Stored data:
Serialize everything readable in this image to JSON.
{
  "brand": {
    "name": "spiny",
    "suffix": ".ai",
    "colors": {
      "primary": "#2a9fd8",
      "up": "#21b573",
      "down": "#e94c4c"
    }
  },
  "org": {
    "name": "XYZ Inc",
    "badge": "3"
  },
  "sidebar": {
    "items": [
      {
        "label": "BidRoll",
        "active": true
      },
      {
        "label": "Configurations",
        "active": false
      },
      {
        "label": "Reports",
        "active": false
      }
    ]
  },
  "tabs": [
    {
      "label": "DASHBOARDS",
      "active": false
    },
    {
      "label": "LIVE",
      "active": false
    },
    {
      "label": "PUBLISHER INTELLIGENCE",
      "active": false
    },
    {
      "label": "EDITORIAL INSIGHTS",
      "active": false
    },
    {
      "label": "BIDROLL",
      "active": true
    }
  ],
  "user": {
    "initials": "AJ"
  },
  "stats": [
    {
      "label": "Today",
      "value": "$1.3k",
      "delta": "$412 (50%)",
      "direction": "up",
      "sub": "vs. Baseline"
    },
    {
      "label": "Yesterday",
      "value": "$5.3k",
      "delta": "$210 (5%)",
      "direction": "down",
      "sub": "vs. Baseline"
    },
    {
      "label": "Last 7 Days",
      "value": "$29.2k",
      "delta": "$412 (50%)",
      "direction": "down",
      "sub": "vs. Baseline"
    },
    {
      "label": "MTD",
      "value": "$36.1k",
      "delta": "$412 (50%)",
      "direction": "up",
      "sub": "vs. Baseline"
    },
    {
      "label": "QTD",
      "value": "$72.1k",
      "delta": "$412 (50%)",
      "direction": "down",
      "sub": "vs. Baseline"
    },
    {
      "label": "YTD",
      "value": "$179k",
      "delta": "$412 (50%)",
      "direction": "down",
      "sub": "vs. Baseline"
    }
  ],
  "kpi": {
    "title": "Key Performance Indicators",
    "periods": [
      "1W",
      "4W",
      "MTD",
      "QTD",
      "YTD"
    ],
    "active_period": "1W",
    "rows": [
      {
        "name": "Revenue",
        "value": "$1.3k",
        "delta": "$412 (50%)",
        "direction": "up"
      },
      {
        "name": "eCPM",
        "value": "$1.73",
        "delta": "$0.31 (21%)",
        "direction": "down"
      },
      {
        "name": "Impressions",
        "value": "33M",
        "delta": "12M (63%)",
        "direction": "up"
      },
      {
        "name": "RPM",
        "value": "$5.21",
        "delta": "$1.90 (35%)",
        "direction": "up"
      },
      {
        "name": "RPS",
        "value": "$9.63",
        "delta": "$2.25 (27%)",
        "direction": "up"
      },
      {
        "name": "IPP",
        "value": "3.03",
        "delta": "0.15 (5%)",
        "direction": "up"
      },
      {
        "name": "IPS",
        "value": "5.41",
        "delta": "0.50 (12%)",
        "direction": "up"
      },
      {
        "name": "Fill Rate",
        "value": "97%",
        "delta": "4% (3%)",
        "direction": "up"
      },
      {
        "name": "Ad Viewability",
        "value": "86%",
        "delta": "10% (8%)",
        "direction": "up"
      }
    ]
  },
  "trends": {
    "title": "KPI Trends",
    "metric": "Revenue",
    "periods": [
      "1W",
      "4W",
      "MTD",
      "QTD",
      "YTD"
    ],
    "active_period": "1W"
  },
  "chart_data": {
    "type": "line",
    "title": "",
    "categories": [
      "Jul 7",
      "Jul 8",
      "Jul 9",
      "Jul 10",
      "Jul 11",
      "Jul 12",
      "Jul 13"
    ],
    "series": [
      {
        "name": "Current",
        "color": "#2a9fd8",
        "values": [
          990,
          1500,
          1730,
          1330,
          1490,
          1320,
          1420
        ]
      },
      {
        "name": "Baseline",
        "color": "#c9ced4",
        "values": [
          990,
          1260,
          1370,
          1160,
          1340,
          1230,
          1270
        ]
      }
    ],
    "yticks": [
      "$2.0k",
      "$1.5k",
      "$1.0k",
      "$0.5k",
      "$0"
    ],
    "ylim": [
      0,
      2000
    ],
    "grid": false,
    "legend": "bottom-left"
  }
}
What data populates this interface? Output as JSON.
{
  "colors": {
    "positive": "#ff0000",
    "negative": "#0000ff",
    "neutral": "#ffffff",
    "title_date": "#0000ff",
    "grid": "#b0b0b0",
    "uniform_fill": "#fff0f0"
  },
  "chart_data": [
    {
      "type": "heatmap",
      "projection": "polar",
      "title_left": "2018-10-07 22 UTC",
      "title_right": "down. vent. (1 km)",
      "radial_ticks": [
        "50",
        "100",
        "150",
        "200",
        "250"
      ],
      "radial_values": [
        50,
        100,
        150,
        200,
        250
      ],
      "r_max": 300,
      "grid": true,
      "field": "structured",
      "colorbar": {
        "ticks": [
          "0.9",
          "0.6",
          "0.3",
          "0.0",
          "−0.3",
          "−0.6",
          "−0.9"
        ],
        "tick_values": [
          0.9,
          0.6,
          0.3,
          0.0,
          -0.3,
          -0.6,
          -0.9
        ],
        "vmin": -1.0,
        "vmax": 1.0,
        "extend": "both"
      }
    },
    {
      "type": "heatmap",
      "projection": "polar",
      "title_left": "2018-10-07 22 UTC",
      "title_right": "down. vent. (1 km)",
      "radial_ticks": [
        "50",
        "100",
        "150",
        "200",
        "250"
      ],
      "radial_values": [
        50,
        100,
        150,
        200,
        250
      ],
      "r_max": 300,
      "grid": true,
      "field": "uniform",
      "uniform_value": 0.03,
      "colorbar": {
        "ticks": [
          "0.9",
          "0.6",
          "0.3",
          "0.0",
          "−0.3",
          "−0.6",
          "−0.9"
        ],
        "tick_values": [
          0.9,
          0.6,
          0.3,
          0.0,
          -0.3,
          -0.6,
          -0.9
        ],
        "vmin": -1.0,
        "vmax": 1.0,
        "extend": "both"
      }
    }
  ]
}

§ **What is needed**
Please repeat the listing above in full and exactly.

§ **Response**
Serialize everything readable in this image to JSON.
{
  "brand": {
    "name": "spiny",
    "suffix": ".ai",
    "colors": {
      "primary": "#2a9fd8",
      "up": "#21b573",
      "down": "#e94c4c"
    }
  },
  "org": {
    "name": "XYZ Inc",
    "badge": "3"
  },
  "sidebar": {
    "items": [
      {
        "label": "BidRoll",
        "active": true
      },
      {
        "label": "Configurations",
        "active": false
      },
      {
        "label": "Reports",
        "active": false
      }
    ]
  },
  "tabs": [
    {
      "label": "DASHBOARDS",
      "active": false
    },
    {
      "label": "LIVE",
      "active": false
    },
    {
      "label": "PUBLISHER INTELLIGENCE",
      "active": false
    },
    {
      "label": "EDITORIAL INSIGHTS",
      "active": false
    },
    {
      "label": "BIDROLL",
      "active": true
    }
  ],
  "user": {
    "initials": "AJ"
  },
  "stats": [
    {
      "label": "Today",
      "value": "$1.3k",
      "delta": "$412 (50%)",
      "direction": "up",
      "sub": "vs. Baseline"
    },
    {
      "label": "Yesterday",
      "value": "$5.3k",
      "delta": "$210 (5%)",
      "direction": "down",
      "sub": "vs. Baseline"
    },
    {
      "label": "Last 7 Days",
      "value": "$29.2k",
      "delta": "$412 (50%)",
      "direction": "down",
      "sub": "vs. Baseline"
    },
    {
      "label": "MTD",
      "value": "$36.1k",
      "delta": "$412 (50%)",
      "direction": "up",
      "sub": "vs. Baseline"
    },
    {
      "label": "QTD",
      "value": "$72.1k",
      "delta": "$412 (50%)",
      "direction": "down",
      "sub": "vs. Baseline"
    },
    {
      "label": "YTD",
      "value": "$179k",
      "delta": "$412 (50%)",
      "direction": "down",
      "sub": "vs. Baseline"
    }
  ],
  "kpi": {
    "title": "Key Performance Indicators",
    "periods": [
      "1W",
      "4W",
      "MTD",
      "QTD",
      "YTD"
    ],
    "active_period": "1W",
    "rows": [
      {
        "name": "Revenue",
        "value": "$1.3k",
        "delta": "$412 (50%)",
        "direction": "up"
      },
      {
        "name": "eCPM",
        "value": "$1.73",
        "delta": "$0.31 (21%)",
        "direction": "down"
      },
      {
        "name": "Impressions",
        "value": "33M",
        "delta": "12M (63%)",
        "direction": "up"
      },
      {
        "name": "RPM",
        "value": "$5.21",
        "delta": "$1.90 (35%)",
        "direction": "up"
      },
      {
        "name": "RPS",
        "value": "$9.63",
        "delta": "$2.25 (27%)",
        "direction": "up"
      },
      {
        "name": "IPP",
        "value": "3.03",
        "delta": "0.15 (5%)",
        "direction": "up"
      },
      {
        "name": "IPS",
        "value": "5.41",
        "delta": "0.50 (12%)",
        "direction": "up"
      },
      {
        "name": "Fill Rate",
        "value": "97%",
        "delta": "4% (3%)",
        "direction": "up"
      },
      {
        "name": "Ad Viewability",
        "value": "86%",
        "delta": "10% (8%)",
        "direction": "up"
      }
    ]
  },
  "trends": {
    "title": "KPI Trends",
    "metric": "Revenue",
    "periods": [
      "1W",
      "4W",
      "MTD",
      "QTD",
      "YTD"
    ],
    "active_period": "1W"
  },
  "chart_data": {
    "type": "line",
    "title": "",
    "categories": [
      "Jul 7",
      "Jul 8",
      "Jul 9",
      "Jul 10",
      "Jul 11",
      "Jul 12",
      "Jul 13"
    ],
    "series": [
      {
        "name": "Current",
        "color": "#2a9fd8",
        "values": [
          990,
          1500,
          1730,
          1330,
          1490,
          1320,
          1420
        ]
      },
      {
        "name": "Baseline",
        "color": "#c9ced4",
        "values": [
          990,
          1260,
          1370,
          1160,
          1340,
          1230,
          1270
        ]
      }
    ],
    "yticks": [
      "$2.0k",
      "$1.5k",
      "$1.0k",
      "$0.5k",
      "$0"
    ],
    "ylim": [
      0,
      2000
    ],
    "grid": false,
    "legend": "bottom-left"
  }
}
What data populates this interface? Output as JSON.
{
  "colors": {
    "positive": "#ff0000",
    "negative": "#0000ff",
    "neutral": "#ffffff",
    "title_date": "#0000ff",
    "grid": "#b0b0b0",
    "uniform_fill": "#fff0f0"
  },
  "chart_data": [
    {
      "type": "heatmap",
      "projection": "polar",
      "title_left": "2018-10-07 22 UTC",
      "title_right": "down. vent. (1 km)",
      "radial_ticks": [
        "50",
        "100",
        "150",
        "200",
        "250"
      ],
      "radial_values": [
        50,
        100,
        150,
        200,
        250
      ],
      "r_max": 300,
      "grid": true,
      "field": "structured",
      "colorbar": {
        "ticks": [
          "0.9",
          "0.6",
          "0.3",
          "0.0",
          "−0.3",
          "−0.6",
          "−0.9"
        ],
        "tick_values": [
          0.9,
          0.6,
          0.3,
          0.0,
          -0.3,
          -0.6,
          -0.9
        ],
        "vmin": -1.0,
        "vmax": 1.0,
        "extend": "both"
      }
    },
    {
      "type": "heatmap",
      "projection": "polar",
      "title_left": "2018-10-07 22 UTC",
      "title_right": "down. vent. (1 km)",
      "radial_ticks": [
        "50",
        "100",
        "150",
        "200",
        "250"
      ],
      "radial_values": [
        50,
        100,
        150,
        200,
        250
      ],
      "r_max": 300,
      "grid": true,
      "field": "uniform",
      "uniform_value": 0.03,
      "colorbar": {
        "ticks": [
          "0.9",
          "0.6",
          "0.3",
          "0.0",
          "−0.3",
          "−0.6",
          "−0.9"
        ],
        "tick_values": [
          0.9,
          0.6,
          0.3,
          0.0,
          -0.3,
          -0.6,
          -0.9
        ],
        "vmin": -1.0,
        "vmax": 1.0,
        "extend": "both"
      }
    }
  ]
}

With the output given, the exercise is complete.